_Collected data:_
---*---

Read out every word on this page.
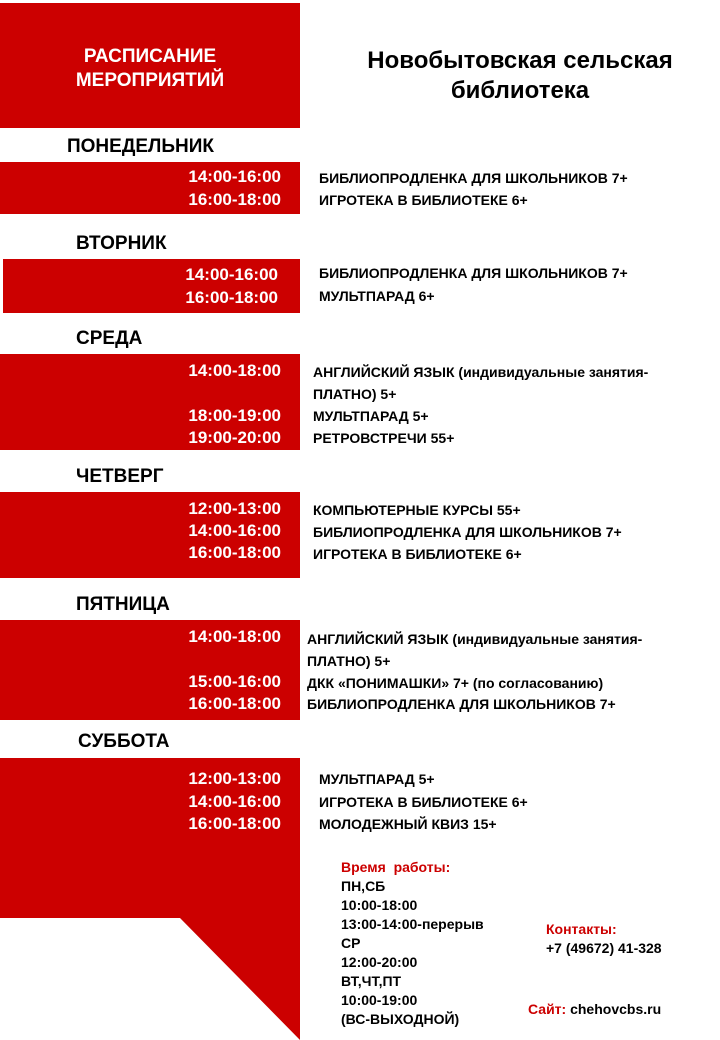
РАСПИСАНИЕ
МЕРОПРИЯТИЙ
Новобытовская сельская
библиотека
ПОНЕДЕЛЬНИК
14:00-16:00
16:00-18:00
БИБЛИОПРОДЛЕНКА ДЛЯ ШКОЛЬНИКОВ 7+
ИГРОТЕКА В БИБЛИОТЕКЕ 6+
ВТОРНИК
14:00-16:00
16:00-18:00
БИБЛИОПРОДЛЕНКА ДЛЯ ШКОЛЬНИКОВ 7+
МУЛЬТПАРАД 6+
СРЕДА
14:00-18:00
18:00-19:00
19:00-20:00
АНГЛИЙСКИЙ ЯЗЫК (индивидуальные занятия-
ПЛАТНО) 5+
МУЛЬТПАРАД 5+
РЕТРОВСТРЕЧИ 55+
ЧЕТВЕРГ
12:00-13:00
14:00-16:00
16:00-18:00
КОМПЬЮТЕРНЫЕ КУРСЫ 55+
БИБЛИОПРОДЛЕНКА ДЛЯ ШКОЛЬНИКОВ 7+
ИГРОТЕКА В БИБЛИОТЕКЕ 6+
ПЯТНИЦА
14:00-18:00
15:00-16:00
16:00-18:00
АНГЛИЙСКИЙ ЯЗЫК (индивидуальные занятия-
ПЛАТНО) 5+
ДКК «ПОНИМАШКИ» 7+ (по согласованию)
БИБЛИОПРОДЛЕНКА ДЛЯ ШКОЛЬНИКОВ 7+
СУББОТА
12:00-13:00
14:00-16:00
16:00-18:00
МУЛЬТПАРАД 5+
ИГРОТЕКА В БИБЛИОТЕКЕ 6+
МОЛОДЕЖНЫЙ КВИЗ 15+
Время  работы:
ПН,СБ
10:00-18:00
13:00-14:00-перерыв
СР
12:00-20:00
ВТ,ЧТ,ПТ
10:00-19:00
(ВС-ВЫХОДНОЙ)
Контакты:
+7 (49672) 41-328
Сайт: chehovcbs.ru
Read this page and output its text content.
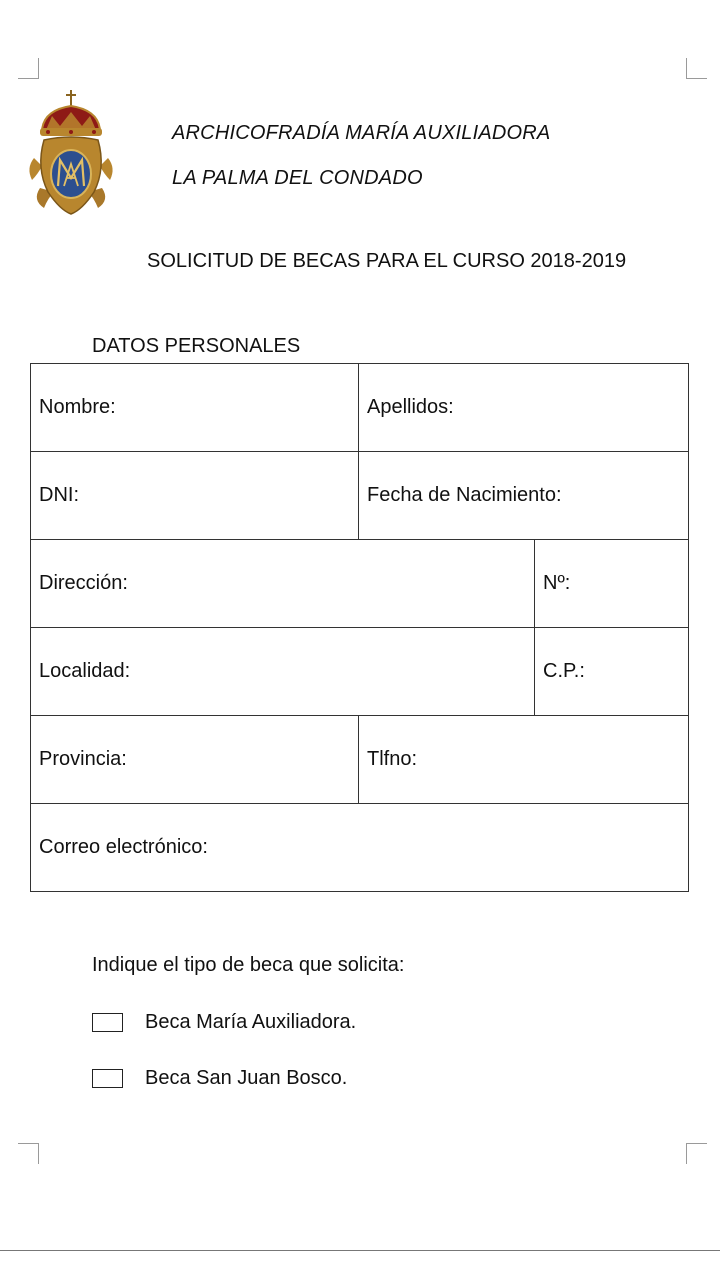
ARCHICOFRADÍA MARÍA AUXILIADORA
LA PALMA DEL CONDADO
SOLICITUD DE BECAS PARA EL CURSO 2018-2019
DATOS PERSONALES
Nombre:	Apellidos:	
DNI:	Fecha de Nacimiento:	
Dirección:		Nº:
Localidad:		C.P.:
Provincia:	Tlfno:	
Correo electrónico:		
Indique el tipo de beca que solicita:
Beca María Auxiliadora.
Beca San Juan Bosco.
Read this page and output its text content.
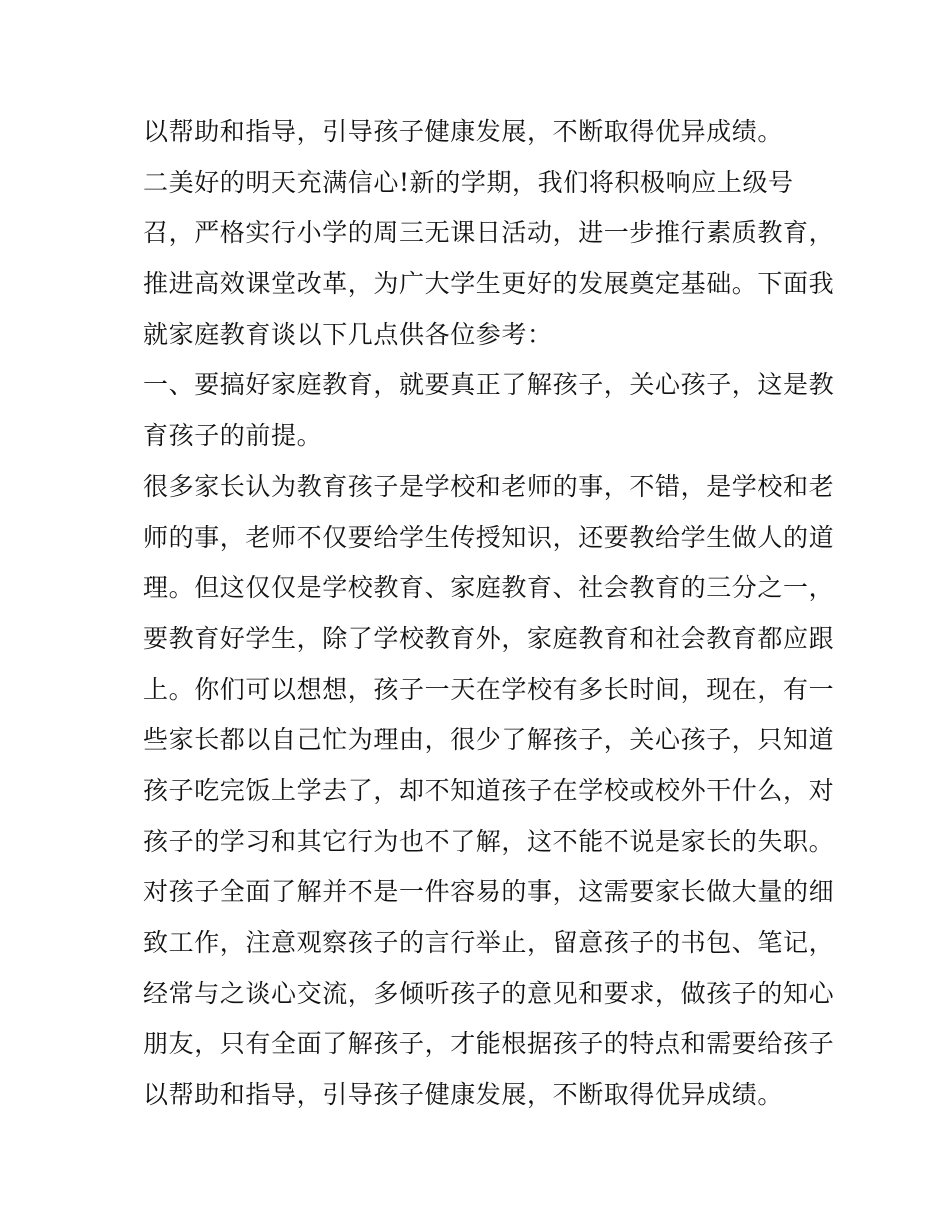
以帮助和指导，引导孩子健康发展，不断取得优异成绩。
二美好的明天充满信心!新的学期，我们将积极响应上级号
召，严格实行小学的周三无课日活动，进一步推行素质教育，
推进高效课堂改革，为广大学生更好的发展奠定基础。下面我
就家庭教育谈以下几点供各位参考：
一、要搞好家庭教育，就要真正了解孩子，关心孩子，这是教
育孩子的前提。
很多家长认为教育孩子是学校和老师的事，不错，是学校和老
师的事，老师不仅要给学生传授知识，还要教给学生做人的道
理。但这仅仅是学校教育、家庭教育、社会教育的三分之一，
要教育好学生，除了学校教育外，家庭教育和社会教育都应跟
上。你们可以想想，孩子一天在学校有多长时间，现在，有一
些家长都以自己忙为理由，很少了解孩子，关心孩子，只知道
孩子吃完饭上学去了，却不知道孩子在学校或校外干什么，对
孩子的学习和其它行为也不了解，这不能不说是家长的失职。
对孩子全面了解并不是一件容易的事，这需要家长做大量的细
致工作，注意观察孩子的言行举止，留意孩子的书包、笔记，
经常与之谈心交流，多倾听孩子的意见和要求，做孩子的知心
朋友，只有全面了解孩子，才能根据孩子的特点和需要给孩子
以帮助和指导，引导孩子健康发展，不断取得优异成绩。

---*---

_What the task requires:_ The records above are to be reproduced exactly; the pictures are to be left out.

_Response for this exercise:_
Read out every word on this page.
РАСПИСАНИЕ
МЕРОПРИЯТИЙ
Новобытовская сельская
библиотека
ПОНЕДЕЛЬНИК
14:00-16:00
16:00-18:00
БИБЛИОПРОДЛЕНКА ДЛЯ ШКОЛЬНИКОВ 7+
ИГРОТЕКА В БИБЛИОТЕКЕ 6+
ВТОРНИК
14:00-16:00
16:00-18:00
БИБЛИОПРОДЛЕНКА ДЛЯ ШКОЛЬНИКОВ 7+
МУЛЬТПАРАД 6+
СРЕДА
14:00-18:00
18:00-19:00
19:00-20:00
АНГЛИЙСКИЙ ЯЗЫК (индивидуальные занятия-
ПЛАТНО) 5+
МУЛЬТПАРАД 5+
РЕТРОВСТРЕЧИ 55+
ЧЕТВЕРГ
12:00-13:00
14:00-16:00
16:00-18:00
КОМПЬЮТЕРНЫЕ КУРСЫ 55+
БИБЛИОПРОДЛЕНКА ДЛЯ ШКОЛЬНИКОВ 7+
ИГРОТЕКА В БИБЛИОТЕКЕ 6+
ПЯТНИЦА
14:00-18:00
15:00-16:00
16:00-18:00
АНГЛИЙСКИЙ ЯЗЫК (индивидуальные занятия-
ПЛАТНО) 5+
ДКК «ПОНИМАШКИ» 7+ (по согласованию)
БИБЛИОПРОДЛЕНКА ДЛЯ ШКОЛЬНИКОВ 7+
СУББОТА
12:00-13:00
14:00-16:00
16:00-18:00
МУЛЬТПАРАД 5+
ИГРОТЕКА В БИБЛИОТЕКЕ 6+
МОЛОДЕЖНЫЙ КВИЗ 15+
Время  работы:
ПН,СБ
10:00-18:00
13:00-14:00-перерыв
СР
12:00-20:00
ВТ,ЧТ,ПТ
10:00-19:00
(ВС-ВЫХОДНОЙ)
Контакты:
+7 (49672) 41-328
Сайт: chehovcbs.ru
Read this page and output its text content.
ARCHICOFRADÍA MARÍA AUXILIADORA
LA PALMA DEL CONDADO
SOLICITUD DE BECAS PARA EL CURSO 2018-2019
DATOS PERSONALES
Nombre:	Apellidos:	
DNI:	Fecha de Nacimiento:	
Dirección:		Nº:
Localidad:		C.P.:
Provincia:	Tlfno:	
Correo electrónico:		
Indique el tipo de beca que solicita:
Beca María Auxiliadora.
Beca San Juan Bosco.
Read this page and output its text content.
以帮助和指导，引导孩子健康发展，不断取得优异成绩。
二美好的明天充满信心!新的学期，我们将积极响应上级号
召，严格实行小学的周三无课日活动，进一步推行素质教育，
推进高效课堂改革，为广大学生更好的发展奠定基础。下面我
就家庭教育谈以下几点供各位参考：
一、要搞好家庭教育，就要真正了解孩子，关心孩子，这是教
育孩子的前提。
很多家长认为教育孩子是学校和老师的事，不错，是学校和老
师的事，老师不仅要给学生传授知识，还要教给学生做人的道
理。但这仅仅是学校教育、家庭教育、社会教育的三分之一，
要教育好学生，除了学校教育外，家庭教育和社会教育都应跟
上。你们可以想想，孩子一天在学校有多长时间，现在，有一
些家长都以自己忙为理由，很少了解孩子，关心孩子，只知道
孩子吃完饭上学去了，却不知道孩子在学校或校外干什么，对
孩子的学习和其它行为也不了解，这不能不说是家长的失职。
对孩子全面了解并不是一件容易的事，这需要家长做大量的细
致工作，注意观察孩子的言行举止，留意孩子的书包、笔记，
经常与之谈心交流，多倾听孩子的意见和要求，做孩子的知心
朋友，只有全面了解孩子，才能根据孩子的特点和需要给孩子
以帮助和指导，引导孩子健康发展，不断取得优异成绩。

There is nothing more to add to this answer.